::: Page extract

# Question for metal stud bros



## kcmudderman (Dec 22, 2014)

I've been doing drywall for 22 years. Always been residential and don't have much metal stud experience. Not around it enough to know if u guys are having this problem. I figure if u are not than its a solid conclusion. 
Seems back in the day we were always fixing nail pops. Well now screws are "popping". Thing is they are not popped. We just don't have a better word. Perfect little tab of mud on screw head sticks out.
And we've exhausted every reason, application, glue, tight, no glue,weather.etc etc etc 
Seems it always leads back to the wood. And not meaning if it was framed or hung wrong on the metal studs, or any other improper installation etc. Ever see these evil little "pops" in the metal world??? 
Thx for your time and hope everyone's busy👍


----------



## chris (Apr 13, 2011)

kcmudderman said:


> I've been doing drywall for 22 years. Always been residential and don't have much metal stud experience. Not around it enough to know if u guys are having this problem. I figure if u are not than its a solid conclusion.
> Seems back in the day we were always fixing nail pops. Well now screws are "popping". Thing is they are not popped. We just don't have a better word. Perfect little tab of mud on screw head sticks out.

::::::

**To do**
1) Render this sentence from the drywall thread in Spanish: "I've been doing drywall for 22 years."
2) Please carry the drywall thread forward, starting right after its final sentence.
The diagram layout listing has no role here.

::: Record extracts

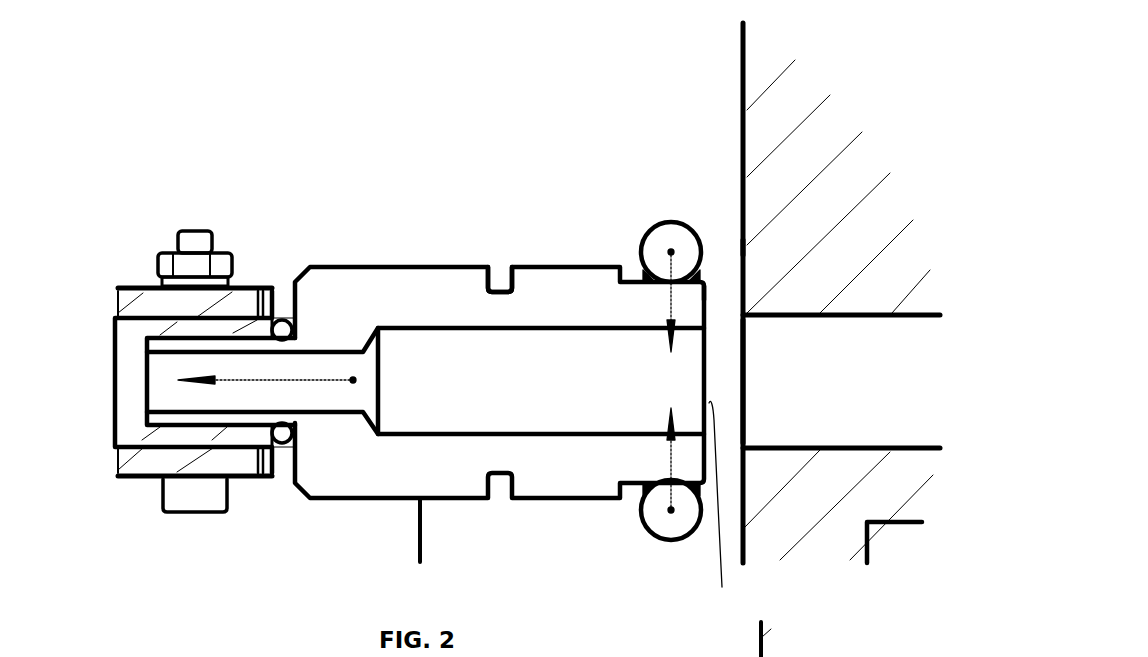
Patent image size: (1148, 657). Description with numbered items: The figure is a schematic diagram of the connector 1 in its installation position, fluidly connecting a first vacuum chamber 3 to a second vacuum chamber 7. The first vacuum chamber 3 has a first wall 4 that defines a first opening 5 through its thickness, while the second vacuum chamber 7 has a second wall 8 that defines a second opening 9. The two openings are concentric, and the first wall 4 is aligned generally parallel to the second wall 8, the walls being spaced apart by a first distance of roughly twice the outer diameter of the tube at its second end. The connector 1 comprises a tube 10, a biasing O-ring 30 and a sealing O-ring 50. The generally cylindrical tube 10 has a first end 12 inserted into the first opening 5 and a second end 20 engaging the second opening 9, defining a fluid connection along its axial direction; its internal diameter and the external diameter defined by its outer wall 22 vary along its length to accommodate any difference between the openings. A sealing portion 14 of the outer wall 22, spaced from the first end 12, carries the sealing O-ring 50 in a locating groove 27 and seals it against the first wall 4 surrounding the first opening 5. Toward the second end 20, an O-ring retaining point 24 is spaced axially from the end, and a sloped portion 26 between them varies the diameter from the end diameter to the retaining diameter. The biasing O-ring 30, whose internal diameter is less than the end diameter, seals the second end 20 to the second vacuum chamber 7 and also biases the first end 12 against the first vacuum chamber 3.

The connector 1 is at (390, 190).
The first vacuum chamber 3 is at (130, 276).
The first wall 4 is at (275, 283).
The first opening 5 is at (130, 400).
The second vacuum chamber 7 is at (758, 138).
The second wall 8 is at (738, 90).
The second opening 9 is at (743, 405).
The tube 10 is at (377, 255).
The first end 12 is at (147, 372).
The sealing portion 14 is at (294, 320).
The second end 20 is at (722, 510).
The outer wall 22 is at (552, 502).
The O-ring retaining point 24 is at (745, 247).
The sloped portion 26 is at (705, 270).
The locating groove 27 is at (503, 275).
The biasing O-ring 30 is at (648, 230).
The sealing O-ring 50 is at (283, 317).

::::::

**The results**
1) Llevo 22 años trabajando con drywall.

2)
> And we've exhausted every reason, application, glue, tight, no glue,weather.etc etc etc
> Seems it always leads back to the wood. And not meaning if it was framed or hung wrong on the metal studs, or any other improper installation etc. Ever see these evil little "pops" in the metal world???
> Thx for your time and hope everyone's busy👍


I only see them near a lightbox because sparkies are getting less skilled


----------



## gazman (Apr 29, 2011)

For years timber battens on the ceilings were the norm, and so were screw pops. Then came steel battens and no more pops. Problem solved.


----------



## nodnarb (Apr 25, 2014)

Ive seen "pops" from screwing the soft side of the stud more often than the hardside, even then only with 25 ga metal. Other than that I dont know.. have you guys changed anything since this has been happening? Mud?

Edit: havent finished coffee yet, thought YOU were having the problem. No, I dont see it often. If I do its from bad screwing technique and very rare.


----------



## thefinisher (Sep 2, 2011)

Screw pops are a product of movement period! Metal doesn't shrink like wood so in turn there is no movement unless foundation sucks. Nothing you can do on wood unless you glue the bejeezus out of it and then pull all the screws out after it has cured....


----------



## moore (Dec 2, 2010)

thefinisher said:


> Screw pops are a product of movement period! Metal doesn't shrink like wood so in turn there is no movement unless foundation sucks. Nothing you can do on wood unless you glue the bejeezus out of it and then pull all the screws out after it has cured....


^^^ What he said!


----------



## moore (Dec 2, 2010)

http://www.paintsource.net/pages/solutions/new construction/nail_pops.html


----------



## 2buckcanuck (Jul 9, 2010)

moore said:


> http://www.paintsource.net/pages/solutions/new construction/nail_pops.html


Read your whole link, but the one thing they did not address is the drywall it self being moist.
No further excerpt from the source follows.